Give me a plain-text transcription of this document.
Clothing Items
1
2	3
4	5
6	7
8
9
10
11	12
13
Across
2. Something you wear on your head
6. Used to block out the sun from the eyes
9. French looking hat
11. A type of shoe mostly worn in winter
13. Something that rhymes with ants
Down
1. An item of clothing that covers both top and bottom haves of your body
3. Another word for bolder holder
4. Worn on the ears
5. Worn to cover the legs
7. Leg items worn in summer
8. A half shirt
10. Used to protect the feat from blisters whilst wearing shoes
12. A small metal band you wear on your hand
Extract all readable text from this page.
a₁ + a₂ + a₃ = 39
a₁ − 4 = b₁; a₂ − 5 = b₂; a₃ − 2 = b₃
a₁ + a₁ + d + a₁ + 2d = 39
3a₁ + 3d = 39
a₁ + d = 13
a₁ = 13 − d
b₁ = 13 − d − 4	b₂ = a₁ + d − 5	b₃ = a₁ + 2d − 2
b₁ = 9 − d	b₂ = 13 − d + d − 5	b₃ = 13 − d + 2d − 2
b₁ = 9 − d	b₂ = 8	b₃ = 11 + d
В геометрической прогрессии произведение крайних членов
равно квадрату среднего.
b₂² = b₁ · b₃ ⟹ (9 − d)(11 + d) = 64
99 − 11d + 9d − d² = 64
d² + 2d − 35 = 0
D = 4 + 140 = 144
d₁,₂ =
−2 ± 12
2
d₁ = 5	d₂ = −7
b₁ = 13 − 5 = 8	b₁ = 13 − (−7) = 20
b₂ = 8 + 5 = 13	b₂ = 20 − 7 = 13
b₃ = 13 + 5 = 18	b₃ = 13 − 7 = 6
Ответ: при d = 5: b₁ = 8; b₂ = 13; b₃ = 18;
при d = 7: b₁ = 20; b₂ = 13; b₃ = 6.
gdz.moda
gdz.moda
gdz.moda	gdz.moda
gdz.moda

::::

REQUIRED TASK ▸ Write the data from above out again, exactly.

EXERCISE RESULT ▸
Give me a plain-text transcription of this document.
Clothing Items
1
2	3
4	5
6	7
8
9
10
11	12
13
Across
2. Something you wear on your head
6. Used to block out the sun from the eyes
9. French looking hat
11. A type of shoe mostly worn in winter
13. Something that rhymes with ants
Down
1. An item of clothing that covers both top and bottom haves of your body
3. Another word for bolder holder
4. Worn on the ears
5. Worn to cover the legs
7. Leg items worn in summer
8. A half shirt
10. Used to protect the feat from blisters whilst wearing shoes
12. A small metal band you wear on your hand
Extract all readable text from this page.
a₁ + a₂ + a₃ = 39
a₁ − 4 = b₁; a₂ − 5 = b₂; a₃ − 2 = b₃
a₁ + a₁ + d + a₁ + 2d = 39
3a₁ + 3d = 39
a₁ + d = 13
a₁ = 13 − d
b₁ = 13 − d − 4	b₂ = a₁ + d − 5	b₃ = a₁ + 2d − 2
b₁ = 9 − d	b₂ = 13 − d + d − 5	b₃ = 13 − d + 2d − 2
b₁ = 9 − d	b₂ = 8	b₃ = 11 + d
В геометрической прогрессии произведение крайних членов
равно квадрату среднего.
b₂² = b₁ · b₃ ⟹ (9 − d)(11 + d) = 64
99 − 11d + 9d − d² = 64
d² + 2d − 35 = 0
D = 4 + 140 = 144
d₁,₂ =
−2 ± 12
2
d₁ = 5	d₂ = −7
b₁ = 13 − 5 = 8	b₁ = 13 − (−7) = 20
b₂ = 8 + 5 = 13	b₂ = 20 − 7 = 13
b₃ = 13 + 5 = 18	b₃ = 13 − 7 = 6
Ответ: при d = 5: b₁ = 8; b₂ = 13; b₃ = 18;
при d = 7: b₁ = 20; b₂ = 13; b₃ = 6.
gdz.moda
gdz.moda
gdz.moda	gdz.moda
gdz.moda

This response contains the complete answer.